#### [WHAT YOU WILL DO]
Leave out the pictures and return every entry exactly as it appears.
:: MATERIAL PROVIDED
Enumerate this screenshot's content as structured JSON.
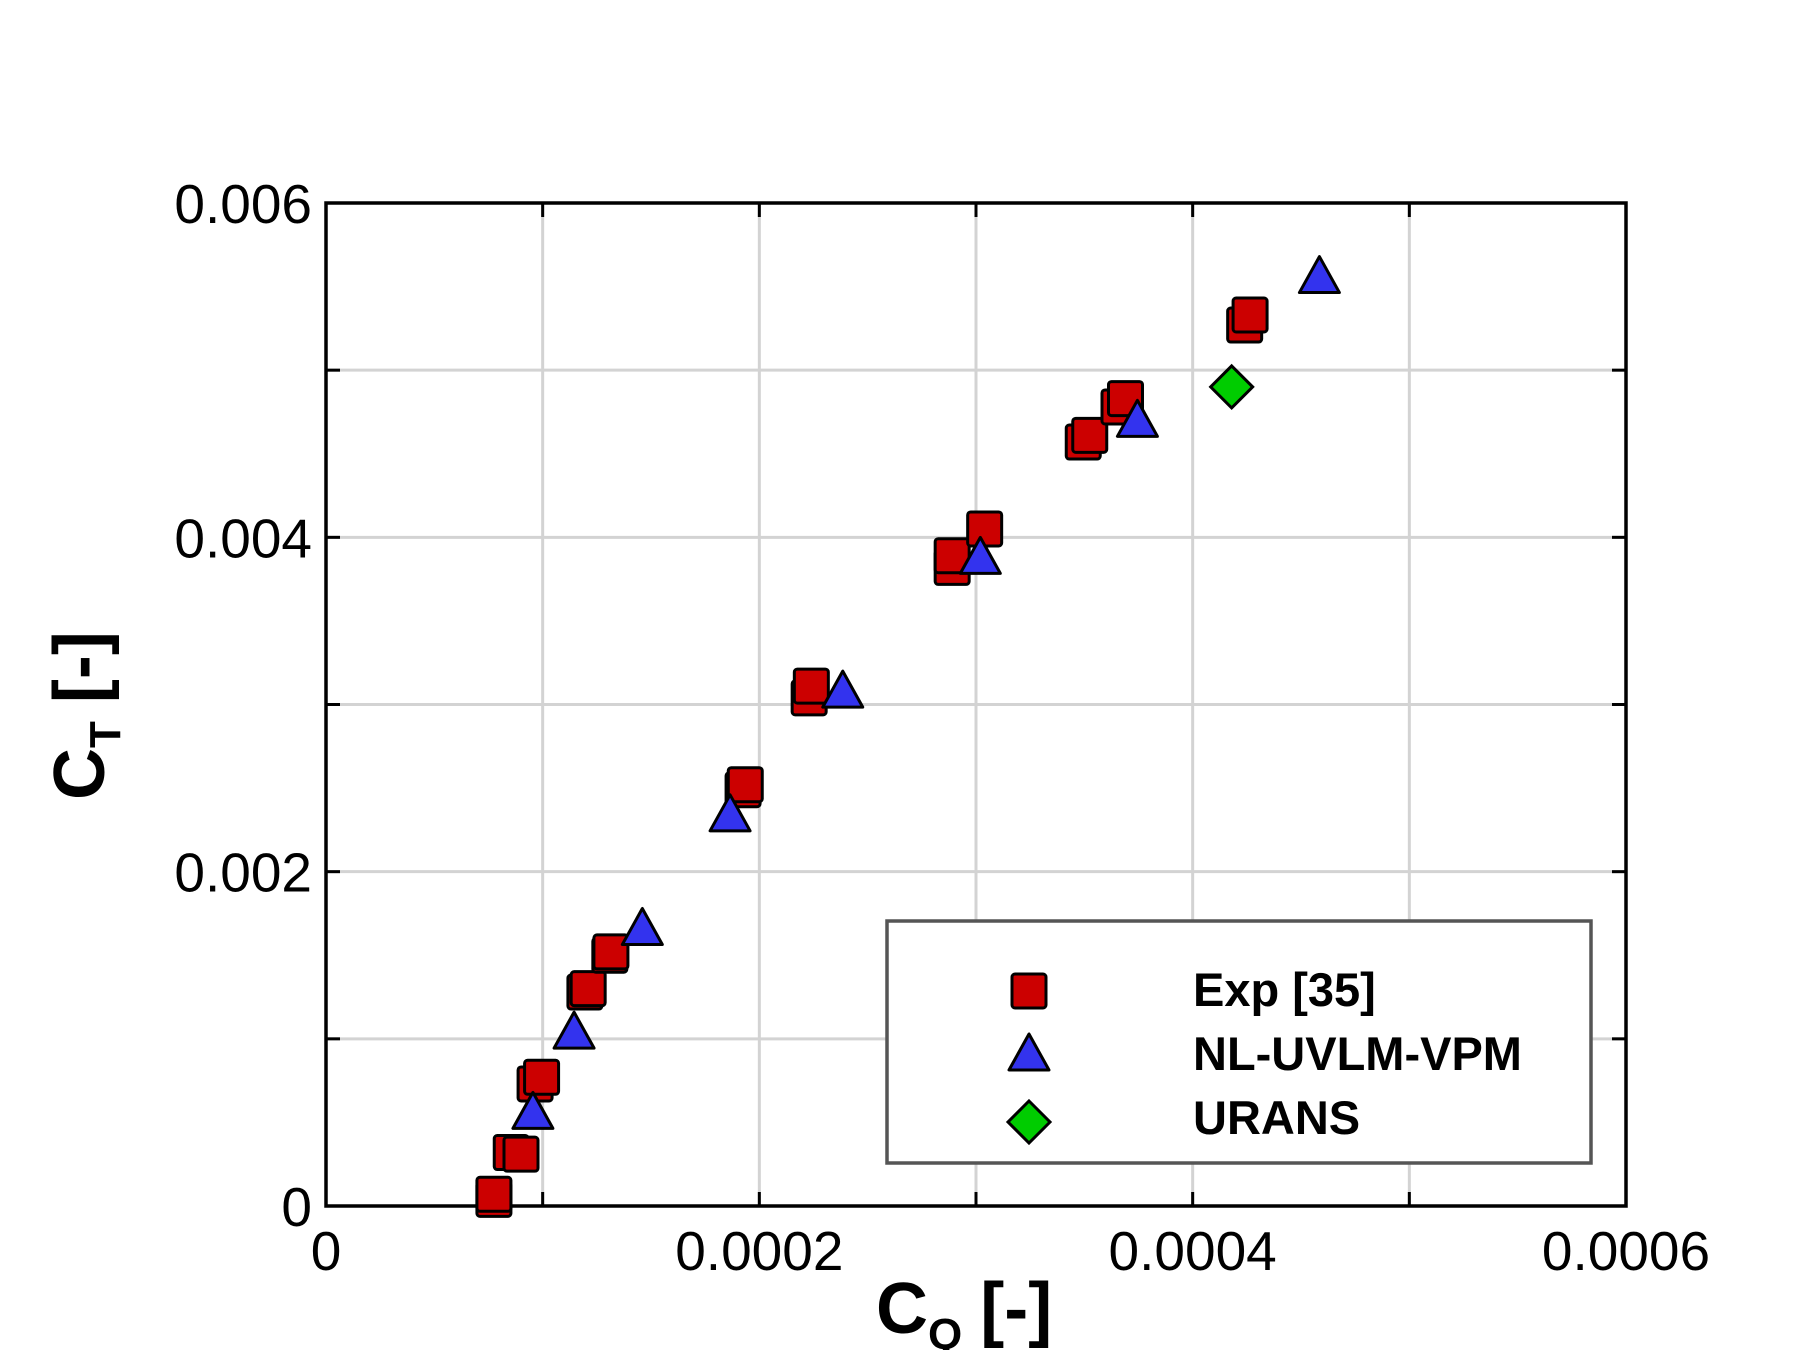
{
  "chart_data": {
    "type": "scatter",
    "xlabel": "C",
    "xlabel_sub": "Q",
    "xlabel_unit": "[-]",
    "ylabel": "C",
    "ylabel_sub": "T",
    "ylabel_unit": "[-]",
    "xlim": [
      0,
      0.0006
    ],
    "ylim": [
      0,
      0.006
    ],
    "x_ticks": [
      {
        "value": 0,
        "label": "0"
      },
      {
        "value": 0.0002,
        "label": "0.0002"
      },
      {
        "value": 0.0004,
        "label": "0.0004"
      },
      {
        "value": 0.0006,
        "label": "0.0006"
      }
    ],
    "y_ticks": [
      {
        "value": 0,
        "label": "0"
      },
      {
        "value": 0.002,
        "label": "0.002"
      },
      {
        "value": 0.004,
        "label": "0.004"
      },
      {
        "value": 0.006,
        "label": "0.006"
      }
    ],
    "x_grid": [
      0.0001,
      0.0002,
      0.0003,
      0.0004,
      0.0005
    ],
    "y_grid": [
      0.001,
      0.002,
      0.003,
      0.004,
      0.005
    ],
    "grid": true,
    "legend_position": "bottom-right",
    "series": [
      {
        "name": "Exp [35]",
        "marker": "square",
        "color": "#cc0000",
        "points": [
          [
            7.75e-05,
            4e-05
          ],
          [
            7.75e-05,
            7e-05
          ],
          [
            8.55e-05,
            0.00032
          ],
          [
            9e-05,
            0.00031
          ],
          [
            9.65e-05,
            0.00073
          ],
          [
            9.95e-05,
            0.00077
          ],
          [
            0.0001195,
            0.00128
          ],
          [
            0.000121,
            0.0013
          ],
          [
            0.000131,
            0.0015
          ],
          [
            0.0001315,
            0.00152
          ],
          [
            0.0001925,
            0.00249
          ],
          [
            0.0001935,
            0.00252
          ],
          [
            0.000223,
            0.00304
          ],
          [
            0.000224,
            0.00311
          ],
          [
            0.000289,
            0.00382
          ],
          [
            0.000289,
            0.00389
          ],
          [
            0.000304,
            0.00405
          ],
          [
            0.0003495,
            0.00457
          ],
          [
            0.0003525,
            0.00461
          ],
          [
            0.000366,
            0.00478
          ],
          [
            0.000369,
            0.00483
          ],
          [
            0.000424,
            0.00527
          ],
          [
            0.0004265,
            0.00533
          ]
        ]
      },
      {
        "name": "NL-UVLM-VPM",
        "marker": "triangle",
        "color": "#3333ee",
        "points": [
          [
            9.55e-05,
            0.00056
          ],
          [
            0.0001145,
            0.00104
          ],
          [
            0.000146,
            0.00166
          ],
          [
            0.0001865,
            0.00234
          ],
          [
            0.0002385,
            0.00308
          ],
          [
            0.000302,
            0.00388
          ],
          [
            0.0003745,
            0.0047
          ],
          [
            0.0004585,
            0.00556
          ]
        ]
      },
      {
        "name": "URANS",
        "marker": "diamond",
        "color": "#00cc00",
        "points": [
          [
            0.000418,
            0.0049
          ]
        ]
      }
    ]
  }
}
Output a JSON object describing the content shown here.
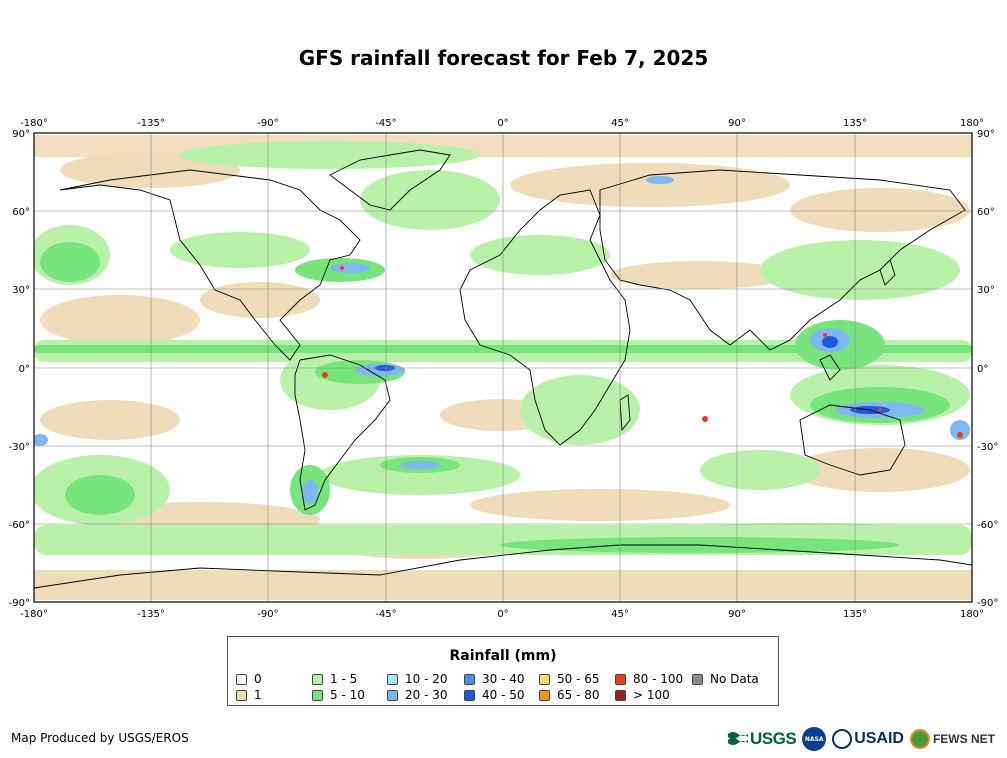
{
  "title": "GFS rainfall forecast for Feb 7, 2025",
  "map": {
    "lon_ticks": [
      "-180°",
      "-135°",
      "-90°",
      "-45°",
      "0°",
      "45°",
      "90°",
      "135°",
      "180°"
    ],
    "lat_ticks": [
      "90°",
      "60°",
      "30°",
      "0°",
      "-30°",
      "-60°",
      "-90°"
    ],
    "lon_range": [
      -180,
      180
    ],
    "lat_range": [
      -90,
      90
    ],
    "grid": true
  },
  "legend": {
    "title": "Rainfall (mm)",
    "items": [
      {
        "label": "0",
        "color": "#ffffff"
      },
      {
        "label": "1",
        "color": "#efdcb8"
      },
      {
        "label": "1 - 5",
        "color": "#b8f2a8"
      },
      {
        "label": "5 - 10",
        "color": "#78e57c"
      },
      {
        "label": "10 - 20",
        "color": "#a8ecf0"
      },
      {
        "label": "20 - 30",
        "color": "#7fb8f0"
      },
      {
        "label": "30 - 40",
        "color": "#4a90e8"
      },
      {
        "label": "40 - 50",
        "color": "#1c58e0"
      },
      {
        "label": "50 - 65",
        "color": "#f5de6a"
      },
      {
        "label": "65 - 80",
        "color": "#f09a1c"
      },
      {
        "label": "80 - 100",
        "color": "#f03c14"
      },
      {
        "label": "> 100",
        "color": "#a0201c"
      },
      {
        "label": "No Data",
        "color": "#8c8c8c"
      }
    ]
  },
  "credit": "Map Produced by USGS/EROS",
  "logos": {
    "usgs": "USGS",
    "nasa": "NASA",
    "usaid": "USAID",
    "fews": "FEWS NET"
  }
}
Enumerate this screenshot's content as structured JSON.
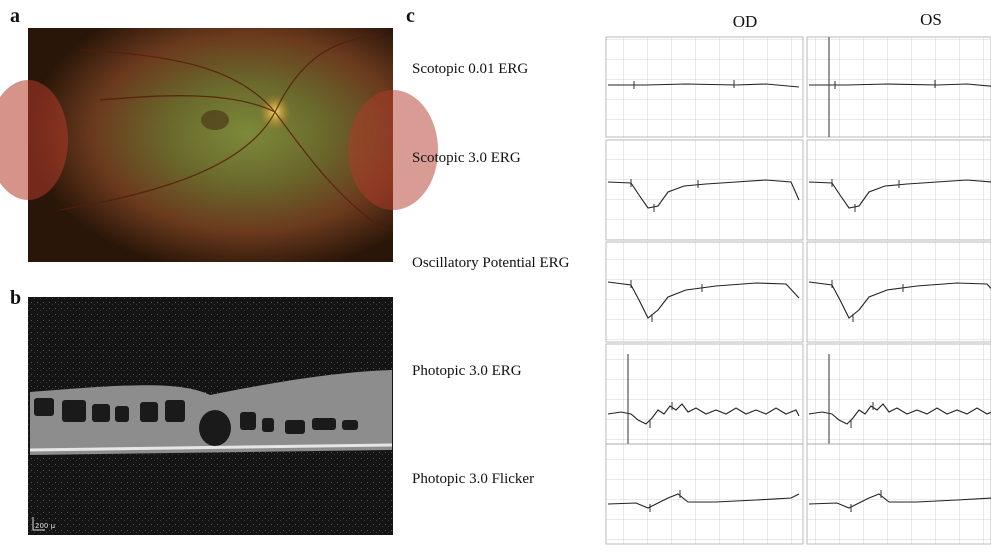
{
  "panels": {
    "a": {
      "label": "a"
    },
    "b": {
      "label": "b",
      "scale_bar": "200 µ"
    },
    "c": {
      "label": "c",
      "columns": [
        "OD",
        "OS"
      ],
      "rows": [
        "Scotopic 0.01 ERG",
        "Scotopic 3.0 ERG",
        "Oscillatory Potential ERG",
        "Photopic 3.0 ERG",
        "Photopic 3.0 Flicker"
      ]
    }
  }
}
::::
#### [COMPLETED TASK]
Enumerate this screenshot's content as structured JSON.
{
  "chart_data": {
    "type": "scatter",
    "xlabel": "C",
    "xlabel_sub": "Q",
    "xlabel_unit": "[-]",
    "ylabel": "C",
    "ylabel_sub": "T",
    "ylabel_unit": "[-]",
    "xlim": [
      0,
      0.0006
    ],
    "ylim": [
      0,
      0.006
    ],
    "x_ticks": [
      {
        "value": 0,
        "label": "0"
      },
      {
        "value": 0.0002,
        "label": "0.0002"
      },
      {
        "value": 0.0004,
        "label": "0.0004"
      },
      {
        "value": 0.0006,
        "label": "0.0006"
      }
    ],
    "y_ticks": [
      {
        "value": 0,
        "label": "0"
      },
      {
        "value": 0.002,
        "label": "0.002"
      },
      {
        "value": 0.004,
        "label": "0.004"
      },
      {
        "value": 0.006,
        "label": "0.006"
      }
    ],
    "x_grid": [
      0.0001,
      0.0002,
      0.0003,
      0.0004,
      0.0005
    ],
    "y_grid": [
      0.001,
      0.002,
      0.003,
      0.004,
      0.005
    ],
    "grid": true,
    "legend_position": "bottom-right",
    "series": [
      {
        "name": "Exp [35]",
        "marker": "square",
        "color": "#cc0000",
        "points": [
          [
            7.75e-05,
            4e-05
          ],
          [
            7.75e-05,
            7e-05
          ],
          [
            8.55e-05,
            0.00032
          ],
          [
            9e-05,
            0.00031
          ],
          [
            9.65e-05,
            0.00073
          ],
          [
            9.95e-05,
            0.00077
          ],
          [
            0.0001195,
            0.00128
          ],
          [
            0.000121,
            0.0013
          ],
          [
            0.000131,
            0.0015
          ],
          [
            0.0001315,
            0.00152
          ],
          [
            0.0001925,
            0.00249
          ],
          [
            0.0001935,
            0.00252
          ],
          [
            0.000223,
            0.00304
          ],
          [
            0.000224,
            0.00311
          ],
          [
            0.000289,
            0.00382
          ],
          [
            0.000289,
            0.00389
          ],
          [
            0.000304,
            0.00405
          ],
          [
            0.0003495,
            0.00457
          ],
          [
            0.0003525,
            0.00461
          ],
          [
            0.000366,
            0.00478
          ],
          [
            0.000369,
            0.00483
          ],
          [
            0.000424,
            0.00527
          ],
          [
            0.0004265,
            0.00533
          ]
        ]
      },
      {
        "name": "NL-UVLM-VPM",
        "marker": "triangle",
        "color": "#3333ee",
        "points": [
          [
            9.55e-05,
            0.00056
          ],
          [
            0.0001145,
            0.00104
          ],
          [
            0.000146,
            0.00166
          ],
          [
            0.0001865,
            0.00234
          ],
          [
            0.0002385,
            0.00308
          ],
          [
            0.000302,
            0.00388
          ],
          [
            0.0003745,
            0.0047
          ],
          [
            0.0004585,
            0.00556
          ]
        ]
      },
      {
        "name": "URANS",
        "marker": "diamond",
        "color": "#00cc00",
        "points": [
          [
            0.000418,
            0.0049
          ]
        ]
      }
    ]
  }
}
Output a JSON object describing the content shown here.
{
  "title": "GFS rainfall forecast for Feb 7, 2025",
  "map": {
    "lon_ticks": [
      "-180°",
      "-135°",
      "-90°",
      "-45°",
      "0°",
      "45°",
      "90°",
      "135°",
      "180°"
    ],
    "lat_ticks": [
      "90°",
      "60°",
      "30°",
      "0°",
      "-30°",
      "-60°",
      "-90°"
    ],
    "lon_range": [
      -180,
      180
    ],
    "lat_range": [
      -90,
      90
    ],
    "grid": true
  },
  "legend": {
    "title": "Rainfall (mm)",
    "items": [
      {
        "label": "0",
        "color": "#ffffff"
      },
      {
        "label": "1",
        "color": "#efdcb8"
      },
      {
        "label": "1 - 5",
        "color": "#b8f2a8"
      },
      {
        "label": "5 - 10",
        "color": "#78e57c"
      },
      {
        "label": "10 - 20",
        "color": "#a8ecf0"
      },
      {
        "label": "20 - 30",
        "color": "#7fb8f0"
      },
      {
        "label": "30 - 40",
        "color": "#4a90e8"
      },
      {
        "label": "40 - 50",
        "color": "#1c58e0"
      },
      {
        "label": "50 - 65",
        "color": "#f5de6a"
      },
      {
        "label": "65 - 80",
        "color": "#f09a1c"
      },
      {
        "label": "80 - 100",
        "color": "#f03c14"
      },
      {
        "label": "> 100",
        "color": "#a0201c"
      },
      {
        "label": "No Data",
        "color": "#8c8c8c"
      }
    ]
  },
  "credit": "Map Produced by USGS/EROS",
  "logos": {
    "usgs": "USGS",
    "nasa": "NASA",
    "usaid": "USAID",
    "fews": "FEWS NET"
  }
}
Enumerate this screenshot's content as structured JSON.
{
  "panels": {
    "a": {
      "label": "a"
    },
    "b": {
      "label": "b",
      "scale_bar": "200 µ"
    },
    "c": {
      "label": "c",
      "columns": [
        "OD",
        "OS"
      ],
      "rows": [
        "Scotopic 0.01 ERG",
        "Scotopic 3.0 ERG",
        "Oscillatory Potential ERG",
        "Photopic 3.0 ERG",
        "Photopic 3.0 Flicker"
      ]
    }
  }
}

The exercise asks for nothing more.